Material provided
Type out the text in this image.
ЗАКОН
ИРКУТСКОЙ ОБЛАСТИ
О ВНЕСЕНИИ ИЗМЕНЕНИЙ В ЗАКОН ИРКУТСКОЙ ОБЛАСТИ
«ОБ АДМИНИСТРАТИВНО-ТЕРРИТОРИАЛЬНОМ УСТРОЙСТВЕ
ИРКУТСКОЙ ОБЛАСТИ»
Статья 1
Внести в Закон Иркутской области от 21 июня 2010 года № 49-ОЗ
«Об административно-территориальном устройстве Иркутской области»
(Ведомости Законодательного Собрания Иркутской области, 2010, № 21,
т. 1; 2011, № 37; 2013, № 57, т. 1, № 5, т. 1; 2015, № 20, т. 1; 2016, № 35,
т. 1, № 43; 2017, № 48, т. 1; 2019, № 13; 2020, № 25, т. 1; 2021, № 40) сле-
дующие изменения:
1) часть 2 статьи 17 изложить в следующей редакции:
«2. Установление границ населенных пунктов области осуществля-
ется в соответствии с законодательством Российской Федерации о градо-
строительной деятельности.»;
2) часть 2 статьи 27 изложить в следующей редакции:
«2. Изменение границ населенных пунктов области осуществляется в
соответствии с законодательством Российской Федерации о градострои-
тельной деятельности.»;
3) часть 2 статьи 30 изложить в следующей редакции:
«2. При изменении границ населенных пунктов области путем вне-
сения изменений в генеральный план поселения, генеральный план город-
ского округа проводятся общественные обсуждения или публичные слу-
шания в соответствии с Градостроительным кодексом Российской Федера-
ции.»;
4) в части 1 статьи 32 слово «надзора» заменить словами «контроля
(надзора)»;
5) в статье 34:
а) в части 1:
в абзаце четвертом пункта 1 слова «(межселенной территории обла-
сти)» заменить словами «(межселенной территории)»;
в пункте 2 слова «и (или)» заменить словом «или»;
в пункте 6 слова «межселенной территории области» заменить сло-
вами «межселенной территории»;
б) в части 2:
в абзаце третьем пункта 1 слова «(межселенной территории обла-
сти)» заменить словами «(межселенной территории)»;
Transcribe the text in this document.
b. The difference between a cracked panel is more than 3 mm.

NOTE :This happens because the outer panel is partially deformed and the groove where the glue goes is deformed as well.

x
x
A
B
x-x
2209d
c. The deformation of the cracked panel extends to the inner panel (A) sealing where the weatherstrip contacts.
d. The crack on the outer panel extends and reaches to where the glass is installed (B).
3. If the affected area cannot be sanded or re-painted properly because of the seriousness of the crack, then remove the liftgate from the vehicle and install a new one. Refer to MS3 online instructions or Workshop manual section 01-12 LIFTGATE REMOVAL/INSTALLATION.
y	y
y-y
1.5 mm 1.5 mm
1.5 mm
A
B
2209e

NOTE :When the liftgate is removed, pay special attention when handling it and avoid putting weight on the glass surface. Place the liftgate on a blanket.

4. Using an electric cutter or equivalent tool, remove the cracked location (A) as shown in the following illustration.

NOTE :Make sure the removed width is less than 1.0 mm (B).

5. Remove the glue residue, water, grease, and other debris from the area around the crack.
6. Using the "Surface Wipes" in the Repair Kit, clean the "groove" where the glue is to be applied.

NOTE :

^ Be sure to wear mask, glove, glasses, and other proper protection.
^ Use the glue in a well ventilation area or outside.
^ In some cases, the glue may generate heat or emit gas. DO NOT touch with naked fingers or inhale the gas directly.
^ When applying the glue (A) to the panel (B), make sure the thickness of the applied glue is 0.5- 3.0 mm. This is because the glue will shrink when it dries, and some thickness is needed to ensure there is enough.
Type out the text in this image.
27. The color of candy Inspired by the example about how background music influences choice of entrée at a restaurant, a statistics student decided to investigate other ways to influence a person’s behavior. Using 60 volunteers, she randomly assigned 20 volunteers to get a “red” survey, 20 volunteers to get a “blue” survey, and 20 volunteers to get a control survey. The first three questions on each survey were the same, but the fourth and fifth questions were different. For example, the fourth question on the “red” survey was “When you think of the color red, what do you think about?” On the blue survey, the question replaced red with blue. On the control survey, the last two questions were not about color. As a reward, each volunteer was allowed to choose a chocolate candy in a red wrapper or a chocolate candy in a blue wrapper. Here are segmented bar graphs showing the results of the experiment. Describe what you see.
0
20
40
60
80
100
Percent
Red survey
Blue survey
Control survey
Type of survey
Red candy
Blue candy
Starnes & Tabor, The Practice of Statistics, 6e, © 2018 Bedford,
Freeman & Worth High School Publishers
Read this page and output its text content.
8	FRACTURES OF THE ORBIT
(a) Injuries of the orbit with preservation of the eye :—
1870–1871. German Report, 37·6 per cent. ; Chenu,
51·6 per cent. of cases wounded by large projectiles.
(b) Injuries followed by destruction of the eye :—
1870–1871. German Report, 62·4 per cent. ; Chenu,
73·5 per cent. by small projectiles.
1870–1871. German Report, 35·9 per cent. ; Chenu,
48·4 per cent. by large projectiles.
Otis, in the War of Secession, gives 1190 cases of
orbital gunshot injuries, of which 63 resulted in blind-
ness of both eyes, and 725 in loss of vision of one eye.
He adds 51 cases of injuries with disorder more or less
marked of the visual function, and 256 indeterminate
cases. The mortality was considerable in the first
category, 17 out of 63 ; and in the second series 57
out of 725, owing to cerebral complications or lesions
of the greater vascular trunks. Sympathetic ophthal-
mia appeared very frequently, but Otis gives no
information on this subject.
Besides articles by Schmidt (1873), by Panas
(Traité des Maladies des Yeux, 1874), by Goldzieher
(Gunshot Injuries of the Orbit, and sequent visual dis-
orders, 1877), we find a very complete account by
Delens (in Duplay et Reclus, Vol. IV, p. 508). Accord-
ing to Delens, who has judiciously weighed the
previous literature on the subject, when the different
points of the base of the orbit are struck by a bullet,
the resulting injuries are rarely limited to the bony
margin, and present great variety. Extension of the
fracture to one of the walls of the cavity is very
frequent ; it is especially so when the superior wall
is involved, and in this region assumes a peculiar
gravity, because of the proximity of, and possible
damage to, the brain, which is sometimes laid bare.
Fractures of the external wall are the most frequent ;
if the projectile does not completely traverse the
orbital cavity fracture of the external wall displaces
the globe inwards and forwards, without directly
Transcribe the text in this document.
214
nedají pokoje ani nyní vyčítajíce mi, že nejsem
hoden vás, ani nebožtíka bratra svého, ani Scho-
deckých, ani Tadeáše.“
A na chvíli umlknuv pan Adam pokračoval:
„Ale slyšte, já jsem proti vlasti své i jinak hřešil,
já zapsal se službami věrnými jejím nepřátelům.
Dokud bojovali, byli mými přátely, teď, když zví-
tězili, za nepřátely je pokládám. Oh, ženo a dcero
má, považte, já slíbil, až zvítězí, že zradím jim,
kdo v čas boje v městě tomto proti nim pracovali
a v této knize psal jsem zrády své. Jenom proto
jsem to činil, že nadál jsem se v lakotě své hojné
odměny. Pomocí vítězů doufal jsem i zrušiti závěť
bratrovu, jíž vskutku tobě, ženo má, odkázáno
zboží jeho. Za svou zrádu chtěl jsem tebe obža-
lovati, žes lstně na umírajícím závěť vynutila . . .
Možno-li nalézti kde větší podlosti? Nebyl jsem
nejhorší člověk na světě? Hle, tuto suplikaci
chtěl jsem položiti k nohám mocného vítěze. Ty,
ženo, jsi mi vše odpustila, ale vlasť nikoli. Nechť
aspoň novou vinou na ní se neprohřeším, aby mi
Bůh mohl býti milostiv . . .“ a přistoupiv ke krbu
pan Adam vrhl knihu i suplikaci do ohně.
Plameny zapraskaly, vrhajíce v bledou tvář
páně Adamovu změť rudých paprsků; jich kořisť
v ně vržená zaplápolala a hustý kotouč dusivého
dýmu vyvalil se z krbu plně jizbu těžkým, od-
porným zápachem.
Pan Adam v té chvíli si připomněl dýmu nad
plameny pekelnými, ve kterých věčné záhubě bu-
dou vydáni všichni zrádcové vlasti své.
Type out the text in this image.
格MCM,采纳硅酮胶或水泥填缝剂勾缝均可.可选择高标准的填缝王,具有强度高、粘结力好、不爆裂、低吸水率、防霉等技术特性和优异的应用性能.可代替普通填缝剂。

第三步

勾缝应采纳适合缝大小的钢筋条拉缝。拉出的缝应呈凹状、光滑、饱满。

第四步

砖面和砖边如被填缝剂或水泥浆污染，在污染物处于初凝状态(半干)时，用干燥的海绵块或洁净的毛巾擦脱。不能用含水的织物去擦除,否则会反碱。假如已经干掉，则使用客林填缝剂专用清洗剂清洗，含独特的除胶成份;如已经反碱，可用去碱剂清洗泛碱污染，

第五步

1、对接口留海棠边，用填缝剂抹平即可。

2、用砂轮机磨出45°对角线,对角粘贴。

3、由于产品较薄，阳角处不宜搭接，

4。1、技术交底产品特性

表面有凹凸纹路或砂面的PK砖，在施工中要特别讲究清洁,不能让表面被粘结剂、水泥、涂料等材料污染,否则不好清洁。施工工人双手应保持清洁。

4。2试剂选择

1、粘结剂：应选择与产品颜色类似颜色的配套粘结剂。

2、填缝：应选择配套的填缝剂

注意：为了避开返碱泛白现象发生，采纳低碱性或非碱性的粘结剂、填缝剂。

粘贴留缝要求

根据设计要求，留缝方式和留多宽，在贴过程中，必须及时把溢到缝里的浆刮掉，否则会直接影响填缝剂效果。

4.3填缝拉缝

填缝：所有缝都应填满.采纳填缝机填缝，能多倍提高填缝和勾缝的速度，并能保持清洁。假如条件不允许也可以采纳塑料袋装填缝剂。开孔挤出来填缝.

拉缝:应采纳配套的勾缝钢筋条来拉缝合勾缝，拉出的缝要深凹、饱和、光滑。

Challenge
Copy each line above containing the string "Chenu".

Solution for this problem
1870–1871. German Report, 37·6 per cent. ; Chenu,
1870–1871. German Report, 62·4 per cent. ; Chenu,
1870–1871. German Report, 35·9 per cent. ; Chenu,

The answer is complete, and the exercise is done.